TASK DETAILS:
Print every record below exactly as written.

LISTED RECORDS:

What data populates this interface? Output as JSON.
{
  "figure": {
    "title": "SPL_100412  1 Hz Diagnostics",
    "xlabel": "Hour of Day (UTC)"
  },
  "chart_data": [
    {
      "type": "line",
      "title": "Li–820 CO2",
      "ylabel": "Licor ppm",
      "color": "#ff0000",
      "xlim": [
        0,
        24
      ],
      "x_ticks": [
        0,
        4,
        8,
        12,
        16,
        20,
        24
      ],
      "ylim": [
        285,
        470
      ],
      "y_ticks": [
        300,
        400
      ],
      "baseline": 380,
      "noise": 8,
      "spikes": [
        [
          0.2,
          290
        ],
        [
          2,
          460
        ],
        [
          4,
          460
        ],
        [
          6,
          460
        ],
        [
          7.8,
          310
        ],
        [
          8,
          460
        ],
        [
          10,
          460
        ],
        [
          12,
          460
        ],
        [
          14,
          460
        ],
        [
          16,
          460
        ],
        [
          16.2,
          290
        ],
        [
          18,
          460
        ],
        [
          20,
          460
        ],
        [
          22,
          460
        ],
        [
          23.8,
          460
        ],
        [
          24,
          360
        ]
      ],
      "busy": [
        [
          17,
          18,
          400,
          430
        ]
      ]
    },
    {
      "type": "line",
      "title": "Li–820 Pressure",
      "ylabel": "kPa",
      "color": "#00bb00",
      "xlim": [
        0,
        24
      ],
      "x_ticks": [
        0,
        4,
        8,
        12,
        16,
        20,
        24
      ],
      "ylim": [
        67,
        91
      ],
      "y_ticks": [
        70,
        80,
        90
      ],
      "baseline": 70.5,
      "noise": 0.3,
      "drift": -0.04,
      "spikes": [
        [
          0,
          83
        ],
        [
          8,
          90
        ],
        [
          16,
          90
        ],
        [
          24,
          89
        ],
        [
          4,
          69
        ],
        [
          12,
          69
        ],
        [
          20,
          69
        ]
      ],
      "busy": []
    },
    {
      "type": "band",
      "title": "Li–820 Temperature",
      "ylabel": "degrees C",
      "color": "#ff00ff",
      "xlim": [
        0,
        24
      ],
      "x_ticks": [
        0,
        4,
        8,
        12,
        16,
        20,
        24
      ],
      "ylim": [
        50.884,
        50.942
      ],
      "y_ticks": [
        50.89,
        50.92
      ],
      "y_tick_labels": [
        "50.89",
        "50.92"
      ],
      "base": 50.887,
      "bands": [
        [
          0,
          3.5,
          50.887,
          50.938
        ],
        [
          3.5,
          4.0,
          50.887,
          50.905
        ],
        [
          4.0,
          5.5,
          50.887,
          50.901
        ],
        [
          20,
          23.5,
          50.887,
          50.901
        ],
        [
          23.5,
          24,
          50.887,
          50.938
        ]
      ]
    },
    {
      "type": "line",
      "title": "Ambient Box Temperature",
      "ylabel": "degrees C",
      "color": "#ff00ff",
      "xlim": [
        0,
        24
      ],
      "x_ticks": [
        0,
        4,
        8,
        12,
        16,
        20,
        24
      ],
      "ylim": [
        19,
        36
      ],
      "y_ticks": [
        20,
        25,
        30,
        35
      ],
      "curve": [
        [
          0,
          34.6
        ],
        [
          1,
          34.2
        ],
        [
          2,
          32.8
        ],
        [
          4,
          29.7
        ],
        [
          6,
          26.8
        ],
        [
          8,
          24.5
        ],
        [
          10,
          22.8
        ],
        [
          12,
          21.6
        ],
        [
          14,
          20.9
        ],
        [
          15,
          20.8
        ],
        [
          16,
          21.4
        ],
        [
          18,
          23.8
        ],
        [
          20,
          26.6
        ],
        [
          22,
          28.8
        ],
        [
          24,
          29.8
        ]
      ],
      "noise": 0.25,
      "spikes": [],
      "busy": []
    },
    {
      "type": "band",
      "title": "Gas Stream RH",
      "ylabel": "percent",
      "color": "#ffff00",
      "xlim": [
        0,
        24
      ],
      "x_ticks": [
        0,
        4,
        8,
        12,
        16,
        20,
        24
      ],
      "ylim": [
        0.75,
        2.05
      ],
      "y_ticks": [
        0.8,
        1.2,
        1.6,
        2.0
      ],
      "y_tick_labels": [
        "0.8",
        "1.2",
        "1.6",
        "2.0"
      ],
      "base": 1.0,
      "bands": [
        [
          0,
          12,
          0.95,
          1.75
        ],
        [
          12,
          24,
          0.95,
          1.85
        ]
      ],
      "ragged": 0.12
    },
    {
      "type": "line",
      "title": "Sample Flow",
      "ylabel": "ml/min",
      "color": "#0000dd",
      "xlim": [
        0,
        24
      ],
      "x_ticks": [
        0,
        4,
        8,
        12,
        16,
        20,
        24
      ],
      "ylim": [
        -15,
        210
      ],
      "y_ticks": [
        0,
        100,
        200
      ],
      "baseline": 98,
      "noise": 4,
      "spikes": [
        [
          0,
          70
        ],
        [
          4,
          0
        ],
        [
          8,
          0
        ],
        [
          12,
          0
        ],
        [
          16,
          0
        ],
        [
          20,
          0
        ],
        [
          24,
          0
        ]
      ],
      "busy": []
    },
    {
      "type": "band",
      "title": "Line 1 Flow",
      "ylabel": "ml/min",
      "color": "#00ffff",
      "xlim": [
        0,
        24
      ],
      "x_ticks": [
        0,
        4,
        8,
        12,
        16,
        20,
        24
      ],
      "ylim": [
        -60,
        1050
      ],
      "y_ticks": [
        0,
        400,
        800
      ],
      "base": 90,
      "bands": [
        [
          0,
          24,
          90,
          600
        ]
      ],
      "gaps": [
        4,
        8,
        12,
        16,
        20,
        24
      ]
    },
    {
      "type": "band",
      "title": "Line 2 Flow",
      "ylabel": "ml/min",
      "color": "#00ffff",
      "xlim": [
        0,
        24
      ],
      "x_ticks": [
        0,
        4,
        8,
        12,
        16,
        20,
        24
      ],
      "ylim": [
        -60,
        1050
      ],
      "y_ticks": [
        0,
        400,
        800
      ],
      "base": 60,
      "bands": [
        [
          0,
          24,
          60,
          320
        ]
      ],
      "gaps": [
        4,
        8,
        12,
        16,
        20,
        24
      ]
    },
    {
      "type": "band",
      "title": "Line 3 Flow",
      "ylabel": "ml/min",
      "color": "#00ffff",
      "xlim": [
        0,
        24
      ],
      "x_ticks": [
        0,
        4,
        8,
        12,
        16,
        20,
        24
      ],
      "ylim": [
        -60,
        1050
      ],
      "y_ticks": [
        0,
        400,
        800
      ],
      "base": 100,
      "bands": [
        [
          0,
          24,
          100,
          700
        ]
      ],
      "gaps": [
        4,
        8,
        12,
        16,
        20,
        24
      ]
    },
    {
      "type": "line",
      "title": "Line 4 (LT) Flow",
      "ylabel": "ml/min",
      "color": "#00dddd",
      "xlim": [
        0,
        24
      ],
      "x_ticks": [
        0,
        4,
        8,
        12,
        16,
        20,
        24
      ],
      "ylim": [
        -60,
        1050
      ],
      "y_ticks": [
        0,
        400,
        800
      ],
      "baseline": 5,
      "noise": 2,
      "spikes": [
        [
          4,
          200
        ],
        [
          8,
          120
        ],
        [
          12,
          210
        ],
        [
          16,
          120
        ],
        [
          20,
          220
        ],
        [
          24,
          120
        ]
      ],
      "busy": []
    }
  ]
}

EXPECTED ANSWER:
What data populates this interface? Output as JSON.
{
  "figure": {
    "title": "SPL_100412  1 Hz Diagnostics",
    "xlabel": "Hour of Day (UTC)"
  },
  "chart_data": [
    {
      "type": "line",
      "title": "Li–820 CO2",
      "ylabel": "Licor ppm",
      "color": "#ff0000",
      "xlim": [
        0,
        24
      ],
      "x_ticks": [
        0,
        4,
        8,
        12,
        16,
        20,
        24
      ],
      "ylim": [
        285,
        470
      ],
      "y_ticks": [
        300,
        400
      ],
      "baseline": 380,
      "noise": 8,
      "spikes": [
        [
          0.2,
          290
        ],
        [
          2,
          460
        ],
        [
          4,
          460
        ],
        [
          6,
          460
        ],
        [
          7.8,
          310
        ],
        [
          8,
          460
        ],
        [
          10,
          460
        ],
        [
          12,
          460
        ],
        [
          14,
          460
        ],
        [
          16,
          460
        ],
        [
          16.2,
          290
        ],
        [
          18,
          460
        ],
        [
          20,
          460
        ],
        [
          22,
          460
        ],
        [
          23.8,
          460
        ],
        [
          24,
          360
        ]
      ],
      "busy": [
        [
          17,
          18,
          400,
          430
        ]
      ]
    },
    {
      "type": "line",
      "title": "Li–820 Pressure",
      "ylabel": "kPa",
      "color": "#00bb00",
      "xlim": [
        0,
        24
      ],
      "x_ticks": [
        0,
        4,
        8,
        12,
        16,
        20,
        24
      ],
      "ylim": [
        67,
        91
      ],
      "y_ticks": [
        70,
        80,
        90
      ],
      "baseline": 70.5,
      "noise": 0.3,
      "drift": -0.04,
      "spikes": [
        [
          0,
          83
        ],
        [
          8,
          90
        ],
        [
          16,
          90
        ],
        [
          24,
          89
        ],
        [
          4,
          69
        ],
        [
          12,
          69
        ],
        [
          20,
          69
        ]
      ],
      "busy": []
    },
    {
      "type": "band",
      "title": "Li–820 Temperature",
      "ylabel": "degrees C",
      "color": "#ff00ff",
      "xlim": [
        0,
        24
      ],
      "x_ticks": [
        0,
        4,
        8,
        12,
        16,
        20,
        24
      ],
      "ylim": [
        50.884,
        50.942
      ],
      "y_ticks": [
        50.89,
        50.92
      ],
      "y_tick_labels": [
        "50.89",
        "50.92"
      ],
      "base": 50.887,
      "bands": [
        [
          0,
          3.5,
          50.887,
          50.938
        ],
        [
          3.5,
          4.0,
          50.887,
          50.905
        ],
        [
          4.0,
          5.5,
          50.887,
          50.901
        ],
        [
          20,
          23.5,
          50.887,
          50.901
        ],
        [
          23.5,
          24,
          50.887,
          50.938
        ]
      ]
    },
    {
      "type": "line",
      "title": "Ambient Box Temperature",
      "ylabel": "degrees C",
      "color": "#ff00ff",
      "xlim": [
        0,
        24
      ],
      "x_ticks": [
        0,
        4,
        8,
        12,
        16,
        20,
        24
      ],
      "ylim": [
        19,
        36
      ],
      "y_ticks": [
        20,
        25,
        30,
        35
      ],
      "curve": [
        [
          0,
          34.6
        ],
        [
          1,
          34.2
        ],
        [
          2,
          32.8
        ],
        [
          4,
          29.7
        ],
        [
          6,
          26.8
        ],
        [
          8,
          24.5
        ],
        [
          10,
          22.8
        ],
        [
          12,
          21.6
        ],
        [
          14,
          20.9
        ],
        [
          15,
          20.8
        ],
        [
          16,
          21.4
        ],
        [
          18,
          23.8
        ],
        [
          20,
          26.6
        ],
        [
          22,
          28.8
        ],
        [
          24,
          29.8
        ]
      ],
      "noise": 0.25,
      "spikes": [],
      "busy": []
    },
    {
      "type": "band",
      "title": "Gas Stream RH",
      "ylabel": "percent",
      "color": "#ffff00",
      "xlim": [
        0,
        24
      ],
      "x_ticks": [
        0,
        4,
        8,
        12,
        16,
        20,
        24
      ],
      "ylim": [
        0.75,
        2.05
      ],
      "y_ticks": [
        0.8,
        1.2,
        1.6,
        2.0
      ],
      "y_tick_labels": [
        "0.8",
        "1.2",
        "1.6",
        "2.0"
      ],
      "base": 1.0,
      "bands": [
        [
          0,
          12,
          0.95,
          1.75
        ],
        [
          12,
          24,
          0.95,
          1.85
        ]
      ],
      "ragged": 0.12
    },
    {
      "type": "line",
      "title": "Sample Flow",
      "ylabel": "ml/min",
      "color": "#0000dd",
      "xlim": [
        0,
        24
      ],
      "x_ticks": [
        0,
        4,
        8,
        12,
        16,
        20,
        24
      ],
      "ylim": [
        -15,
        210
      ],
      "y_ticks": [
        0,
        100,
        200
      ],
      "baseline": 98,
      "noise": 4,
      "spikes": [
        [
          0,
          70
        ],
        [
          4,
          0
        ],
        [
          8,
          0
        ],
        [
          12,
          0
        ],
        [
          16,
          0
        ],
        [
          20,
          0
        ],
        [
          24,
          0
        ]
      ],
      "busy": []
    },
    {
      "type": "band",
      "title": "Line 1 Flow",
      "ylabel": "ml/min",
      "color": "#00ffff",
      "xlim": [
        0,
        24
      ],
      "x_ticks": [
        0,
        4,
        8,
        12,
        16,
        20,
        24
      ],
      "ylim": [
        -60,
        1050
      ],
      "y_ticks": [
        0,
        400,
        800
      ],
      "base": 90,
      "bands": [
        [
          0,
          24,
          90,
          600
        ]
      ],
      "gaps": [
        4,
        8,
        12,
        16,
        20,
        24
      ]
    },
    {
      "type": "band",
      "title": "Line 2 Flow",
      "ylabel": "ml/min",
      "color": "#00ffff",
      "xlim": [
        0,
        24
      ],
      "x_ticks": [
        0,
        4,
        8,
        12,
        16,
        20,
        24
      ],
      "ylim": [
        -60,
        1050
      ],
      "y_ticks": [
        0,
        400,
        800
      ],
      "base": 60,
      "bands": [
        [
          0,
          24,
          60,
          320
        ]
      ],
      "gaps": [
        4,
        8,
        12,
        16,
        20,
        24
      ]
    },
    {
      "type": "band",
      "title": "Line 3 Flow",
      "ylabel": "ml/min",
      "color": "#00ffff",
      "xlim": [
        0,
        24
      ],
      "x_ticks": [
        0,
        4,
        8,
        12,
        16,
        20,
        24
      ],
      "ylim": [
        -60,
        1050
      ],
      "y_ticks": [
        0,
        400,
        800
      ],
      "base": 100,
      "bands": [
        [
          0,
          24,
          100,
          700
        ]
      ],
      "gaps": [
        4,
        8,
        12,
        16,
        20,
        24
      ]
    },
    {
      "type": "line",
      "title": "Line 4 (LT) Flow",
      "ylabel": "ml/min",
      "color": "#00dddd",
      "xlim": [
        0,
        24
      ],
      "x_ticks": [
        0,
        4,
        8,
        12,
        16,
        20,
        24
      ],
      "ylim": [
        -60,
        1050
      ],
      "y_ticks": [
        0,
        400,
        800
      ],
      "baseline": 5,
      "noise": 2,
      "spikes": [
        [
          4,
          200
        ],
        [
          8,
          120
        ],
        [
          12,
          210
        ],
        [
          16,
          120
        ],
        [
          20,
          220
        ],
        [
          24,
          120
        ]
      ],
      "busy": []
    }
  ]
}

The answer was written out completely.